• [YOUR OBJECTIVE] Only lines holding the word "product" should be copied from the material.

[Start RECORDS FOR THIS EXERCISE]

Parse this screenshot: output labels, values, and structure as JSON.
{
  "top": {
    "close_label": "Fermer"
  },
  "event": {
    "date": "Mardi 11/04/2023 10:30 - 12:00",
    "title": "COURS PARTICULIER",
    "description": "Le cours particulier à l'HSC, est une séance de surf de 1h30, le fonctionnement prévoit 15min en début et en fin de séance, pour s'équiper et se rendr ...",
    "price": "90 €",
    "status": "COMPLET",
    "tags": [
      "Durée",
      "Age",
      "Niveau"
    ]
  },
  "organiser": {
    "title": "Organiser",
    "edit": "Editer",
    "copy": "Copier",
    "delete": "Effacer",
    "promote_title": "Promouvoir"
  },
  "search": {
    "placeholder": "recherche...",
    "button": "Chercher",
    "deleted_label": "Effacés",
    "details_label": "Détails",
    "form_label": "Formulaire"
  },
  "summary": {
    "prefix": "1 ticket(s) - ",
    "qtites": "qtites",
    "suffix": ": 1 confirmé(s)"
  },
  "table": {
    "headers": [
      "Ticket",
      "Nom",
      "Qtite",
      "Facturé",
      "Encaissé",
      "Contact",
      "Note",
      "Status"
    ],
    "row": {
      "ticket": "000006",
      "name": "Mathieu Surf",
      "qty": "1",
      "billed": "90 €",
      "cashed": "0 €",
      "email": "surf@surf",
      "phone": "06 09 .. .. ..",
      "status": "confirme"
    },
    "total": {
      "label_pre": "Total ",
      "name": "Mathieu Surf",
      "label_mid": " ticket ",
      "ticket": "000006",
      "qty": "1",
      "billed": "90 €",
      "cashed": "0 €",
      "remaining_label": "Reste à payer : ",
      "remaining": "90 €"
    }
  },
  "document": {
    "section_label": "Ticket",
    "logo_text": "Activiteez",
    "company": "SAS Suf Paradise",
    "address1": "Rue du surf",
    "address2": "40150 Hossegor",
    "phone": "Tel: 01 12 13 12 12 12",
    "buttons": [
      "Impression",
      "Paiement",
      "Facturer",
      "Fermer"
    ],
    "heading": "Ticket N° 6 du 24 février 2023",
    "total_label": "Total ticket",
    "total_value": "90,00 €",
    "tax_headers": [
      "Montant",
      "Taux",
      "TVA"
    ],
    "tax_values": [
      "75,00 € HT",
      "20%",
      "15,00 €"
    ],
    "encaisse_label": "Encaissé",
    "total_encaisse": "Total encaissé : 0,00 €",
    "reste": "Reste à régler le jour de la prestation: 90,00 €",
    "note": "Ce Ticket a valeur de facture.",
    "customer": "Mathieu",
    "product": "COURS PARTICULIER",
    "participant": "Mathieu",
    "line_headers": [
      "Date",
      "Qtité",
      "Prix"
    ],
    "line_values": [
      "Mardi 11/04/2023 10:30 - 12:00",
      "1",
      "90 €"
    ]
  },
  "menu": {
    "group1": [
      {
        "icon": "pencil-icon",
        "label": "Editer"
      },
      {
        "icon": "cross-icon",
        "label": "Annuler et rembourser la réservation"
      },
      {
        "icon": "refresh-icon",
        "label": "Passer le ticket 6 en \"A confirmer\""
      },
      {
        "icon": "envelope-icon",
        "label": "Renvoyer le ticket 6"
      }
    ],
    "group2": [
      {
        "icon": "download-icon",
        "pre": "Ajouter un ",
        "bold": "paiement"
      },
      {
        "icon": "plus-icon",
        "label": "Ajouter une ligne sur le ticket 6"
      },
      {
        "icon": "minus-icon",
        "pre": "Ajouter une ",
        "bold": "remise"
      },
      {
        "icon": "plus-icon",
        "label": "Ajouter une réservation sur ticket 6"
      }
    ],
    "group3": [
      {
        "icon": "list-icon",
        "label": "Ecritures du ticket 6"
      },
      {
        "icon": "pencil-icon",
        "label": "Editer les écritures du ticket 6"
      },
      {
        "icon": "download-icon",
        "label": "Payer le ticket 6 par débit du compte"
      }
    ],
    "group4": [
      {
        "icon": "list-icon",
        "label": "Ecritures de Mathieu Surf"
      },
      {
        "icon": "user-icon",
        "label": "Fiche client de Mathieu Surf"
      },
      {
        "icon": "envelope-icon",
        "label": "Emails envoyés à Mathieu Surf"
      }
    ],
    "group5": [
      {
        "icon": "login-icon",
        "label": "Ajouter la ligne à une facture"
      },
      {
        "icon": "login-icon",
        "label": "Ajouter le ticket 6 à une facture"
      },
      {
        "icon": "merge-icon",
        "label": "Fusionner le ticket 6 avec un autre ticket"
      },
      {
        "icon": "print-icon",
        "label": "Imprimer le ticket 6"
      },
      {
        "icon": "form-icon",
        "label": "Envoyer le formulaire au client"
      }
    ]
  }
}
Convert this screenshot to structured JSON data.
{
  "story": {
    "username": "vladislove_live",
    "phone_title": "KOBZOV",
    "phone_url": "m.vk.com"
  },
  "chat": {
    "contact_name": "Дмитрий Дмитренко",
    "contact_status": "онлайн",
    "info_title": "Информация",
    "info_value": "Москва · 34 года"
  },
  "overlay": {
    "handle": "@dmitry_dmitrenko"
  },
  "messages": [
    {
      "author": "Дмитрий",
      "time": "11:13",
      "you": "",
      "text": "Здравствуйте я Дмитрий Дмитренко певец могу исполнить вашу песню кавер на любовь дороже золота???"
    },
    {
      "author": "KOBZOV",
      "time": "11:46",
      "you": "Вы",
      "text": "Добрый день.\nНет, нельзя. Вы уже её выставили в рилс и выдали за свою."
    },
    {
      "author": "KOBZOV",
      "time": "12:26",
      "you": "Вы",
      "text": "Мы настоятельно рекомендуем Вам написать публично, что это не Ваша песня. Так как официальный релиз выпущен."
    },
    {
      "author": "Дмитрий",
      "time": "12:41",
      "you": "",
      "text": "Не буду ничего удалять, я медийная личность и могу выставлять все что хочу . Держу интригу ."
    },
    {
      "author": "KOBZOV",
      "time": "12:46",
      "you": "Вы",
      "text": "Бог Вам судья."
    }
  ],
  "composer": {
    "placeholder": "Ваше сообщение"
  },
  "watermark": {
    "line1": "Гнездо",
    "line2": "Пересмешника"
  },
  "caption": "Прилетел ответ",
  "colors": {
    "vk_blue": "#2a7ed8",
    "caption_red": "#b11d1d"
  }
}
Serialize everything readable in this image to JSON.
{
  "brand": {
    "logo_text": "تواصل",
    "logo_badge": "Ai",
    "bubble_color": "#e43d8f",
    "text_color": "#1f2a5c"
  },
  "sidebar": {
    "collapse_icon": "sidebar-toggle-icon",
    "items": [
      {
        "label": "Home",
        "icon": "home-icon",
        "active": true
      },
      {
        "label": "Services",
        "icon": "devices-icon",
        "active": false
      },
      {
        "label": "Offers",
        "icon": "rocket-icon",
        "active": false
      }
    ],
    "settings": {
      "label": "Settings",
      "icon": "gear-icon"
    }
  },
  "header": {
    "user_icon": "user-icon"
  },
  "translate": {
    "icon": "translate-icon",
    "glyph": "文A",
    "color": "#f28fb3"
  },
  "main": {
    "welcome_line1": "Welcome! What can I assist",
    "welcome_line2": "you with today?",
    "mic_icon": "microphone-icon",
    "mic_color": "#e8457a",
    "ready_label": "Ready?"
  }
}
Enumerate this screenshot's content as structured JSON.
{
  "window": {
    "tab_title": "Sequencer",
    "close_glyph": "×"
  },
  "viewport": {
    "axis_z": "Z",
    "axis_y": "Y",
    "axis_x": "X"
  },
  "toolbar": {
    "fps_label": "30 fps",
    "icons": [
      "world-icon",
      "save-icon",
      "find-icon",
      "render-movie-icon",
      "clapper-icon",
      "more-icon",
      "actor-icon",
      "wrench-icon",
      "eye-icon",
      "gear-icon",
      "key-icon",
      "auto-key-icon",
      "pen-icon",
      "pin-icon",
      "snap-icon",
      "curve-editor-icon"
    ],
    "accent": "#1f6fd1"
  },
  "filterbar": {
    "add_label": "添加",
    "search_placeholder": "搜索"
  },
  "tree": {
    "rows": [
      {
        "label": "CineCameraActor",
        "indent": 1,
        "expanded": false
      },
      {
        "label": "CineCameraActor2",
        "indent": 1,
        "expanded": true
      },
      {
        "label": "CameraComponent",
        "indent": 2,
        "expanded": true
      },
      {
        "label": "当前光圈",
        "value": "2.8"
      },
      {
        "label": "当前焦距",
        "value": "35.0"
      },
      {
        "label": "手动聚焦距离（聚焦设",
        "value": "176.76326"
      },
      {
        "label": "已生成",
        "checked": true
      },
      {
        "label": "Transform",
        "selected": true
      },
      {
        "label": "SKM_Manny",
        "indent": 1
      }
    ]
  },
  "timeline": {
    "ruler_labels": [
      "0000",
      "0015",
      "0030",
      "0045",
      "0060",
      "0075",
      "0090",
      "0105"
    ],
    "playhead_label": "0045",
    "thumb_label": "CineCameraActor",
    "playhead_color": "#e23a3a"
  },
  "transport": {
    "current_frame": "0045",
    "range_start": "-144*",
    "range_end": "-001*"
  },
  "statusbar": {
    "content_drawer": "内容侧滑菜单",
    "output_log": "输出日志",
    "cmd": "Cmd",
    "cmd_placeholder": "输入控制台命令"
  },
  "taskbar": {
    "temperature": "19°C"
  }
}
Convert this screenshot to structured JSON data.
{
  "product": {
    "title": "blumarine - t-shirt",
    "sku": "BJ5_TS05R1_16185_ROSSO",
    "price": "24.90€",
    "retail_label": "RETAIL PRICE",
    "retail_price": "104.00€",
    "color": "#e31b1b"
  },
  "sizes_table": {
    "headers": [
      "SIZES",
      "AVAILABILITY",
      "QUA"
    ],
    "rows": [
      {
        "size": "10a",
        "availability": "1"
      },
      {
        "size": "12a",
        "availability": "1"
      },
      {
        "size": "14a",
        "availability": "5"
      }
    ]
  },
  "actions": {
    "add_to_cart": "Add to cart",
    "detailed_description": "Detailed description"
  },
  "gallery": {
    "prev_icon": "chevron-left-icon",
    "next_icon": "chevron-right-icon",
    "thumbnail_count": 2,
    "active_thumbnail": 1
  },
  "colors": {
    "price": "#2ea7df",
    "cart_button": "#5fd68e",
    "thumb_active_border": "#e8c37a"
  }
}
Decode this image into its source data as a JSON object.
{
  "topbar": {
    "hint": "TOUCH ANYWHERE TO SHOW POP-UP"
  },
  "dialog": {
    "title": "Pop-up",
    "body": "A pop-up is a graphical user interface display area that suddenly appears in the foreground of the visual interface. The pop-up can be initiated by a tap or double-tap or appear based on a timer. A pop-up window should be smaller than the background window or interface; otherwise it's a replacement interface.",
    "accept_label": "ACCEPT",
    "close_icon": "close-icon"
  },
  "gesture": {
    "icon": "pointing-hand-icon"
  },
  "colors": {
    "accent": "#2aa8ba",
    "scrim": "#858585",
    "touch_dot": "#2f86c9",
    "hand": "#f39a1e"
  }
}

[End RECORDS FOR THIS EXERCISE]

• [EXPECTED OUTPUT]
    "product": "COURS PARTICULIER",
  "product": {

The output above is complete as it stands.